##### Stored records

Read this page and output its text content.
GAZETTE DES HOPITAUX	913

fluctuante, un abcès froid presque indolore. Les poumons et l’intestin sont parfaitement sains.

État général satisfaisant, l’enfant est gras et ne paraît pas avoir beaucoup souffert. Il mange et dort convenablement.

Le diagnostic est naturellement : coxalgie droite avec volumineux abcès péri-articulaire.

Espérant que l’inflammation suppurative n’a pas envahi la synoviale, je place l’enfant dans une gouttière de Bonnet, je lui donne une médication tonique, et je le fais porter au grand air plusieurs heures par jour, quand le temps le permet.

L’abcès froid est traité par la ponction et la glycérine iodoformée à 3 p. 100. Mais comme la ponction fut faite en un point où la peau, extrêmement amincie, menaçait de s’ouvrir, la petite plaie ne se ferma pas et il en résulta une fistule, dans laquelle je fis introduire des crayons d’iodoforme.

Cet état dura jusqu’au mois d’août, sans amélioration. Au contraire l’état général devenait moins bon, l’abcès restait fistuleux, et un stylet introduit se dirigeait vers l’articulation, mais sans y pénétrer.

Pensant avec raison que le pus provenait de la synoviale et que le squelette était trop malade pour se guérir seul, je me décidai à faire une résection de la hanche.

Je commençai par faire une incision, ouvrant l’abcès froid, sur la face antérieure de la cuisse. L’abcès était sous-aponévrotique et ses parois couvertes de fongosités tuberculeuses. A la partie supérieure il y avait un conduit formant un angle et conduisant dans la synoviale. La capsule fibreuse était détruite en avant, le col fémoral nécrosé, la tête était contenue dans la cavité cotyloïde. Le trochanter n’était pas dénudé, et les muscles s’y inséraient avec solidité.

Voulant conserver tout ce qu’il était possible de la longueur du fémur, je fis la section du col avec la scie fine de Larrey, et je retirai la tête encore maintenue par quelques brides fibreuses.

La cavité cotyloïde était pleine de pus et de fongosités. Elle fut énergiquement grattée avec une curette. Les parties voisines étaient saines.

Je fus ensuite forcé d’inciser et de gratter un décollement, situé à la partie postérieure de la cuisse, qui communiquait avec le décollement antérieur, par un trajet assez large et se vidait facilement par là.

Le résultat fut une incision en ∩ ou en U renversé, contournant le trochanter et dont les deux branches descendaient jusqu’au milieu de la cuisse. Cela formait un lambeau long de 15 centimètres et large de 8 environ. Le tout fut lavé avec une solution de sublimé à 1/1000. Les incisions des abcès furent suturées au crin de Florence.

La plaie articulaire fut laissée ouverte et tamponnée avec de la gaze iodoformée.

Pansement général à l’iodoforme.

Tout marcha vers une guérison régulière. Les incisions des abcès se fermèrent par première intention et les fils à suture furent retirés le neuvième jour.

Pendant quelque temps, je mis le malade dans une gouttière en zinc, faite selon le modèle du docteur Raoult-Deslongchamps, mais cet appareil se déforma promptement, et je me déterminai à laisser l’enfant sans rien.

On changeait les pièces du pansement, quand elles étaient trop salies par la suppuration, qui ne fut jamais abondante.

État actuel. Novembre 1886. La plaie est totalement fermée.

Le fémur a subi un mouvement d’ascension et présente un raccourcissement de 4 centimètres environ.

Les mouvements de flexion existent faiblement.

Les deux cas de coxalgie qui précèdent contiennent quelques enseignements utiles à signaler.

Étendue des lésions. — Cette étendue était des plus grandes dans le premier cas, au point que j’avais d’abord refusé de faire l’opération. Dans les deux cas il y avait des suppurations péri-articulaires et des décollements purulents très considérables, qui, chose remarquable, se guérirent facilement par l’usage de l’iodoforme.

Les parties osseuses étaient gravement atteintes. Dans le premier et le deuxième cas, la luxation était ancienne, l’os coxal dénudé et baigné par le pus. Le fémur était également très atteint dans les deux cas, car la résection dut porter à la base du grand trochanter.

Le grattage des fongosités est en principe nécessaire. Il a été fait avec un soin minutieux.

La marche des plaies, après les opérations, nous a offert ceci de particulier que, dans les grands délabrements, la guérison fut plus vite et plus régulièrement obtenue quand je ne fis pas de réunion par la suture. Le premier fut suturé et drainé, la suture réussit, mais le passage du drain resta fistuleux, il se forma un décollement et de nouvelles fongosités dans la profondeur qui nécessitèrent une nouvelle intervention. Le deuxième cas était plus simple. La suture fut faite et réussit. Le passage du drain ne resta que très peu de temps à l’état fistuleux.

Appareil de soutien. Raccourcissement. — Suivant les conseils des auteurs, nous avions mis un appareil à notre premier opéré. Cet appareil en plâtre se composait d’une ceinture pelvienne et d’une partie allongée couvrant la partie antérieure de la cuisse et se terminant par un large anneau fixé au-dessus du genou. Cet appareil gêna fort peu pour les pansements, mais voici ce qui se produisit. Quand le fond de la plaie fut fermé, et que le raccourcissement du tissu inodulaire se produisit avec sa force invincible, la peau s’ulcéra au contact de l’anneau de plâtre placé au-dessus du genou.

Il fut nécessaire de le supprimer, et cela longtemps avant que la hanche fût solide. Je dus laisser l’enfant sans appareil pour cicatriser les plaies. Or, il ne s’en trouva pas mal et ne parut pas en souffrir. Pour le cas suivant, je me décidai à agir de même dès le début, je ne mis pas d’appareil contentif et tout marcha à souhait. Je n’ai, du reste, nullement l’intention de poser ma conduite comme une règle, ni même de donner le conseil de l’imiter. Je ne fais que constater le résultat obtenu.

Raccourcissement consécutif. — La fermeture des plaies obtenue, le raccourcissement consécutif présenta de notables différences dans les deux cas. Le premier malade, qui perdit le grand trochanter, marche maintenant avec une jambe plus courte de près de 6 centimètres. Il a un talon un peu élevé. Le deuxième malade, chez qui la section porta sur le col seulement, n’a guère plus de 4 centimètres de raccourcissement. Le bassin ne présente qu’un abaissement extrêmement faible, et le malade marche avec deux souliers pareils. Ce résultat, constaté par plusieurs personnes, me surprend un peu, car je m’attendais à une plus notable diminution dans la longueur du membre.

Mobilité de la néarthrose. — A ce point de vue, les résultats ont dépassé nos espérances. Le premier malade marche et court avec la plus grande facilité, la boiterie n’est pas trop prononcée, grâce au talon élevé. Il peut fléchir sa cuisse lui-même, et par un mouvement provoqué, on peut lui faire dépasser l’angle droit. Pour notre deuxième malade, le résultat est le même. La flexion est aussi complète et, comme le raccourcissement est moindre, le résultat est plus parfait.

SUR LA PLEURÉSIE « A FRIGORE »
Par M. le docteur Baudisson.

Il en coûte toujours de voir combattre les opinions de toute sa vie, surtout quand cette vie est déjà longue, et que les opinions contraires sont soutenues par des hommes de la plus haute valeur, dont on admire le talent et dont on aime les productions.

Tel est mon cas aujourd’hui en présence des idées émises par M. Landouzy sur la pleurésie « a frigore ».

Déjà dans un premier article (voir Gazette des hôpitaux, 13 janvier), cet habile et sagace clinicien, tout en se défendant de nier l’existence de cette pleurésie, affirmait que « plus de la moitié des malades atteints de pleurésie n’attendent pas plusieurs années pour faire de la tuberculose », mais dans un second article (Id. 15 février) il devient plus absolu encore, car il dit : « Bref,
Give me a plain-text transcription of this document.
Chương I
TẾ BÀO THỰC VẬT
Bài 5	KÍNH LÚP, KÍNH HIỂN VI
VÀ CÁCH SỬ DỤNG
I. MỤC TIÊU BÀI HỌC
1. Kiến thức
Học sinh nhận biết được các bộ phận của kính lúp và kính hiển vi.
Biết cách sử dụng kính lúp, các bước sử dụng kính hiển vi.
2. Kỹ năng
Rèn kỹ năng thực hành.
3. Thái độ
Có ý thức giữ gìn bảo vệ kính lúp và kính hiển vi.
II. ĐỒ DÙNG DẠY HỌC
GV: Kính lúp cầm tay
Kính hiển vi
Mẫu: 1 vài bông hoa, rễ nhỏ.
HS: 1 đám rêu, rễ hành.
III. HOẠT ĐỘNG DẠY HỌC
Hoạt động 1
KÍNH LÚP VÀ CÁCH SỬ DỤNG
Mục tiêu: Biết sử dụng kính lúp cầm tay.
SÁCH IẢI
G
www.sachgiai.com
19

##########

What you should do – Say how many lines in the records hold the string "décidai", and say nothing else.

Task answer – 2